→ What to produce:
Show only lines that include "برایم".

** Start Dataset **

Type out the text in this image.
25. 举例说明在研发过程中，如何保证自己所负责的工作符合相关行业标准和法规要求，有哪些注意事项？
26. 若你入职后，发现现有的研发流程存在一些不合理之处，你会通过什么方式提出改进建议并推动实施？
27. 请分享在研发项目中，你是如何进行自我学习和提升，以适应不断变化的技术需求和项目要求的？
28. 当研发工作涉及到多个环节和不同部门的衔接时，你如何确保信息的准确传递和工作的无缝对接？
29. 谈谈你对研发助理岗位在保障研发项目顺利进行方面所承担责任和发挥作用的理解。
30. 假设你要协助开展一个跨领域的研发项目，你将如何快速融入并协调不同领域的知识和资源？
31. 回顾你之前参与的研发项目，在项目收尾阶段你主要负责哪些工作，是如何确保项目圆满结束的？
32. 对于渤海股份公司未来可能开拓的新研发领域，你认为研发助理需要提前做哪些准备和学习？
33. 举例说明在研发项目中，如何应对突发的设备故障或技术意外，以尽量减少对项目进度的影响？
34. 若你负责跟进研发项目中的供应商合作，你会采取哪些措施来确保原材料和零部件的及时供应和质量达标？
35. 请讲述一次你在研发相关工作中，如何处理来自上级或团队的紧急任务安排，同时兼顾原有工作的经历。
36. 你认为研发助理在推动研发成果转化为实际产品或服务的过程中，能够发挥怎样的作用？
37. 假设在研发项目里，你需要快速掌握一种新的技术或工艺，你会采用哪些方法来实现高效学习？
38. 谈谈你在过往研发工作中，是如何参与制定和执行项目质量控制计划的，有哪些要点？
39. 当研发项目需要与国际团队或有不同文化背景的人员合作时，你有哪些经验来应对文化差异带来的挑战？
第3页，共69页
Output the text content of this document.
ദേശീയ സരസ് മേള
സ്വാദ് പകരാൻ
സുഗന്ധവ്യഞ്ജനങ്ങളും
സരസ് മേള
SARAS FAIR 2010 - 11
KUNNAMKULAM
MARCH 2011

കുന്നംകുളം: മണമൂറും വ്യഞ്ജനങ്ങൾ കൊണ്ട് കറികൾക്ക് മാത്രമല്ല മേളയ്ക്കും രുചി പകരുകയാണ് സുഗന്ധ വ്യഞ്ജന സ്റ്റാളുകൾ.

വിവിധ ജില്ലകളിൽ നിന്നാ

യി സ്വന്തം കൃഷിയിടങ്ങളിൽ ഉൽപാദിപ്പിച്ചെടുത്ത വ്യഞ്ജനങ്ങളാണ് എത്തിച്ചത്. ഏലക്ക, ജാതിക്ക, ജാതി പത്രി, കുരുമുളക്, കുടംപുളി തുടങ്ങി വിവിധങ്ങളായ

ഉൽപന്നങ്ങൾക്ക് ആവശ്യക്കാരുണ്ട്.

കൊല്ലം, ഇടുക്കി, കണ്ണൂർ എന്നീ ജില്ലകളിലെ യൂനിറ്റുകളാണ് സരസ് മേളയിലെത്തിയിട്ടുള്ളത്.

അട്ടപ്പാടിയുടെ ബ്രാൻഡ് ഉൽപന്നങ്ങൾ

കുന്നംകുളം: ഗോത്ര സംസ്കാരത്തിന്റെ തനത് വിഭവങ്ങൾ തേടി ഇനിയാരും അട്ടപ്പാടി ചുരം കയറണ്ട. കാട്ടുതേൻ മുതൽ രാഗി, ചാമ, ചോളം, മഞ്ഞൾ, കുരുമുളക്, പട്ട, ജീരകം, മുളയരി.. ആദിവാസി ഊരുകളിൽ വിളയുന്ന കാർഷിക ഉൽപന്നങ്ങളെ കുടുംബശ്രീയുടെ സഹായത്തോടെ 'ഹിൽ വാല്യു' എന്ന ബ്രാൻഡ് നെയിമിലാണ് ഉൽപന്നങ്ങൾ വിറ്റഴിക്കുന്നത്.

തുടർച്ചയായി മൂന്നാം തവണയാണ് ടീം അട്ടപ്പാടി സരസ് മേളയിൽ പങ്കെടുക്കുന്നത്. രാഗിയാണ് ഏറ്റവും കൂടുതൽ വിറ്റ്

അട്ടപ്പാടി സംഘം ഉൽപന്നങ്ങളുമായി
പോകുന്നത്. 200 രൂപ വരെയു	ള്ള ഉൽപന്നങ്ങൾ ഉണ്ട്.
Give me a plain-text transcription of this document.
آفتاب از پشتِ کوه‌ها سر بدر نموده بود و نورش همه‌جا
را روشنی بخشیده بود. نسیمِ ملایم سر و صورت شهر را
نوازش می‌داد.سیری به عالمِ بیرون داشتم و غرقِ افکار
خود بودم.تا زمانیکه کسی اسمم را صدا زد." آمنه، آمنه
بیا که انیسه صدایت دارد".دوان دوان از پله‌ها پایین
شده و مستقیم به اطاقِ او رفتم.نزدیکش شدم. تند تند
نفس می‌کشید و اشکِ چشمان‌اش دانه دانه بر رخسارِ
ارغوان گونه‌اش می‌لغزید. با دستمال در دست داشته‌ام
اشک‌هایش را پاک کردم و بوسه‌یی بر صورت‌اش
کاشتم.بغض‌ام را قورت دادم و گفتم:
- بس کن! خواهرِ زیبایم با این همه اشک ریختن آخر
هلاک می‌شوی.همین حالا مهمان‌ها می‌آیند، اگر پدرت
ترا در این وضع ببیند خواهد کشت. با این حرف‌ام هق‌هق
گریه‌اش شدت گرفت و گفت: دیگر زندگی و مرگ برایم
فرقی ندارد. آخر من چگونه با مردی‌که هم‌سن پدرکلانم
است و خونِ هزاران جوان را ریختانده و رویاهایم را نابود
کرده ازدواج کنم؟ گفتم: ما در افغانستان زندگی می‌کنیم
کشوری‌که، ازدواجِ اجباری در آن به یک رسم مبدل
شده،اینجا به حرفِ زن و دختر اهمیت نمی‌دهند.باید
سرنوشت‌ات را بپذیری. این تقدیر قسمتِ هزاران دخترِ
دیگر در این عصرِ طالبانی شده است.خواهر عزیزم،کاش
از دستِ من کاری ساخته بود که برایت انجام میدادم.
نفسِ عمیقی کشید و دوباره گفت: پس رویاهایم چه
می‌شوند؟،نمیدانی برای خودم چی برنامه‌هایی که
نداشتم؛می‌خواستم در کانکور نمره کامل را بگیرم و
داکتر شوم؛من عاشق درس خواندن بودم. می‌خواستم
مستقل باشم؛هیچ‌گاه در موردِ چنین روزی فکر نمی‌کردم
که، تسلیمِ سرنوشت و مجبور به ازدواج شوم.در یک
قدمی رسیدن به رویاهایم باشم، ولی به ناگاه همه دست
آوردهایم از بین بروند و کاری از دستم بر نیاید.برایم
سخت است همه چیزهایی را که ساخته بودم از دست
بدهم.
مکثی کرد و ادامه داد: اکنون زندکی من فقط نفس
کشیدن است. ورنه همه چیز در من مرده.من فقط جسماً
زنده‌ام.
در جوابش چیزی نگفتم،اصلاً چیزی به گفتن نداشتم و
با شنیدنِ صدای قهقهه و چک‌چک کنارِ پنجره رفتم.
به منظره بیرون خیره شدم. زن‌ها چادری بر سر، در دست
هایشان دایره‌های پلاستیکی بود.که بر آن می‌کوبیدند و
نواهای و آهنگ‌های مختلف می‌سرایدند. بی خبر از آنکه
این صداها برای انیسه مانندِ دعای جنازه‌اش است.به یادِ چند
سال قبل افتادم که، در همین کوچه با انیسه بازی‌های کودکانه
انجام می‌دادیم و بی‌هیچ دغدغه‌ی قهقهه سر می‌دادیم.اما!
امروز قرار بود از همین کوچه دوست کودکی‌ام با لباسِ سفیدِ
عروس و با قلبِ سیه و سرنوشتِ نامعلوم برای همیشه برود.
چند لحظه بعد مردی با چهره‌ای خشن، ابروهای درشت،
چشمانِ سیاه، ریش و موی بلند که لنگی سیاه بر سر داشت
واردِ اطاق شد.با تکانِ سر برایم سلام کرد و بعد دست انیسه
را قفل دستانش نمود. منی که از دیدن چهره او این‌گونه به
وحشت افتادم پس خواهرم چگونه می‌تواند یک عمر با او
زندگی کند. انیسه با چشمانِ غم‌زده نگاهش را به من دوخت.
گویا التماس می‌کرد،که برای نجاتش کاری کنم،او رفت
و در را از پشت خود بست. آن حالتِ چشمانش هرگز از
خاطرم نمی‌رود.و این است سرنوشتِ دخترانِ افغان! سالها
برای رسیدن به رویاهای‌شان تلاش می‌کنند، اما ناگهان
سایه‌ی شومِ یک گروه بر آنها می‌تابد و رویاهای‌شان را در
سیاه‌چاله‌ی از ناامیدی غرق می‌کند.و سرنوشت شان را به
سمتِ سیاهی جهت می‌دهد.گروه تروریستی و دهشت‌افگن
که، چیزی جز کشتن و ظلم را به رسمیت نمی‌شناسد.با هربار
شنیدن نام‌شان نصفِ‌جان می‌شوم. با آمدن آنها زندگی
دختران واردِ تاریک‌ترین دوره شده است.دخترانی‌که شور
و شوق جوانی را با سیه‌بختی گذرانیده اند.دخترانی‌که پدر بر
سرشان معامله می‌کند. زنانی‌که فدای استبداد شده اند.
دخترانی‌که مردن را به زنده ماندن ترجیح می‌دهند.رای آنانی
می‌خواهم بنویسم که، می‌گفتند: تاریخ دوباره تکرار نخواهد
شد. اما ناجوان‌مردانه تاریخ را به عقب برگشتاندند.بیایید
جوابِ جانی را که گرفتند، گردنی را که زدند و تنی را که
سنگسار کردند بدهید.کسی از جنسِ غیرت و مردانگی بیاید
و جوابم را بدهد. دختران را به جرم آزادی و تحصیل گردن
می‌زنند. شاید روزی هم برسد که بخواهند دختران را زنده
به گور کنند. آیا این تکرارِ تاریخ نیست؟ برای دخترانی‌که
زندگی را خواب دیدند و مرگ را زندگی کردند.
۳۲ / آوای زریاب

** End Dataset **

→ Final result:
گریه‌اش شدت گرفت و گفت: دیگر زندگی و مرگ برایم
آوردهایم از بین بروند و کاری از دستم بر نیاید.برایم
واردِ اطاق شد.با تکانِ سر برایم سلام کرد و بعد دست انیسه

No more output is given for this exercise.